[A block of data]
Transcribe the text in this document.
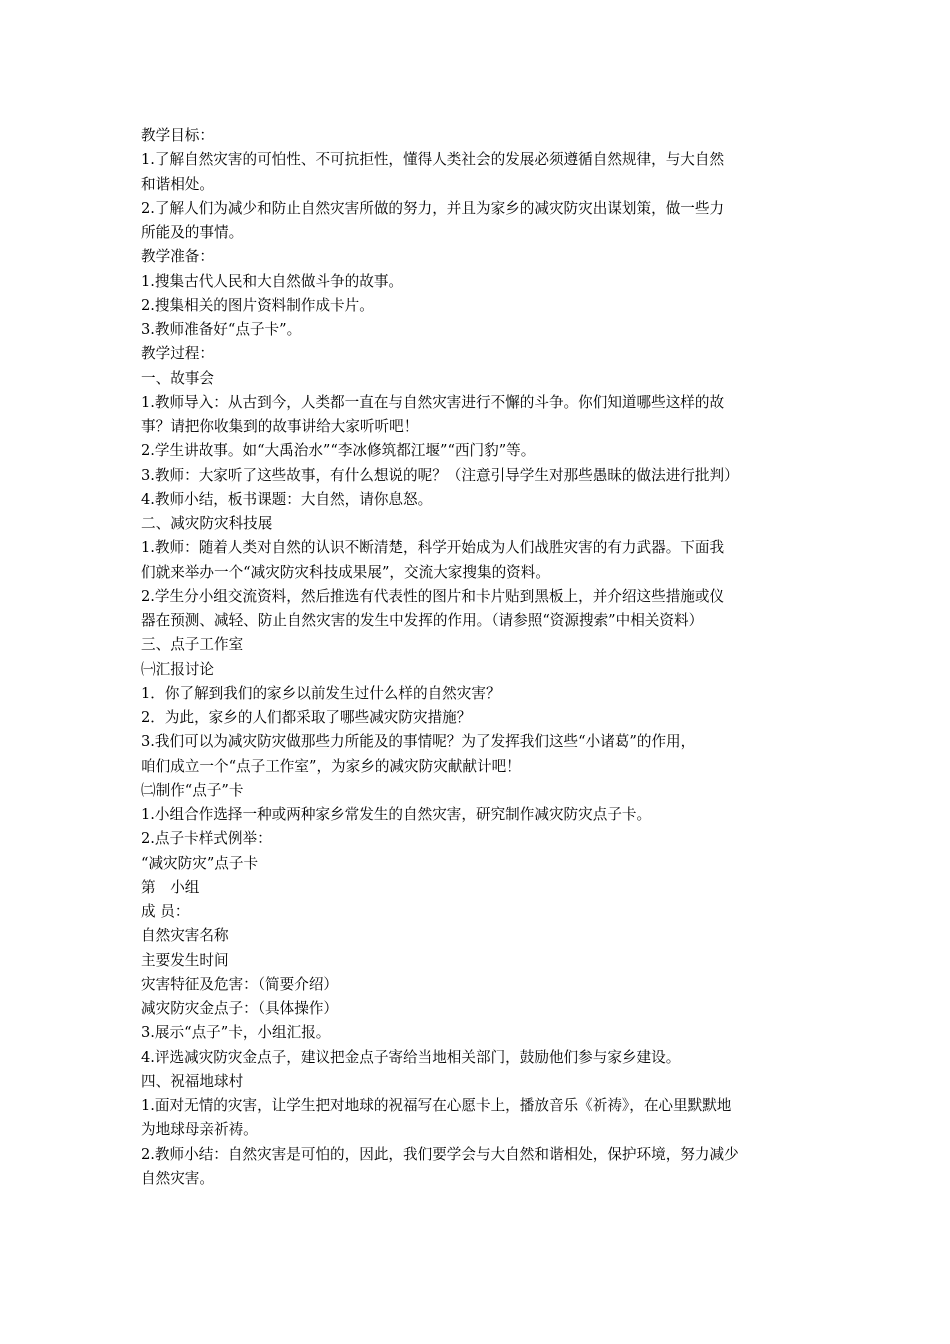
教学目标：
1.了解自然灾害的可怕性、不可抗拒性，懂得人类社会的发展必须遵循自然规律，与大自然
和谐相处。
2.了解人们为减少和防止自然灾害所做的努力，并且为家乡的减灾防灾出谋划策，做一些力
所能及的事情。
教学准备：
1.搜集古代人民和大自然做斗争的故事。
2.搜集相关的图片资料制作成卡片。
3.教师准备好“点子卡”。
教学过程：
一、故事会
1.教师导入：从古到今，人类都一直在与自然灾害进行不懈的斗争。你们知道哪些这样的故
事？请把你收集到的故事讲给大家听听吧！
2.学生讲故事。如“大禹治水”“李冰修筑都江堰”“西门豹”等。
3.教师：大家听了这些故事，有什么想说的呢？（注意引导学生对那些愚昧的做法进行批判）
4.教师小结，板书课题：大自然，请你息怒。
二、减灾防灾科技展
1.教师：随着人类对自然的认识不断清楚，科学开始成为人们战胜灾害的有力武器。下面我
们就来举办一个“减灾防灾科技成果展”，交流大家搜集的资料。
2.学生分小组交流资料，然后推选有代表性的图片和卡片贴到黑板上，并介绍这些措施或仪
器在预测、减轻、防止自然灾害的发生中发挥的作用。（请参照“资源搜索”中相关资料）
三、点子工作室
㈠汇报讨论
1．你了解到我们的家乡以前发生过什么样的自然灾害？
2．为此，家乡的人们都采取了哪些减灾防灾措施？
3.我们可以为减灾防灾做那些力所能及的事情呢？为了发挥我们这些“小诸葛”的作用，
咱们成立一个“点子工作室”，为家乡的减灾防灾献献计吧！
㈡制作“点子”卡
1.小组合作选择一种或两种家乡常发生的自然灾害，研究制作减灾防灾点子卡。
2.点子卡样式例举：
“减灾防灾”点子卡
第　小组
成 员：
自然灾害名称
主要发生时间
灾害特征及危害：（简要介绍）
减灾防灾金点子：（具体操作）
3.展示“点子”卡，小组汇报。
4.评选减灾防灾金点子，建议把金点子寄给当地相关部门，鼓励他们参与家乡建设。
四、祝福地球村
1.面对无情的灾害，让学生把对地球的祝福写在心愿卡上，播放音乐《祈祷》，在心里默默地
为地球母亲祈祷。
2.教师小结：自然灾害是可怕的，因此，我们要学会与大自然和谐相处，保护环境，努力减少
自然灾害。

* _TASK STATEMENT_
Your answer should be a single number: how many lines in the data above include "教师小结"?

* _RESULT FOR THIS EXERCISE_
2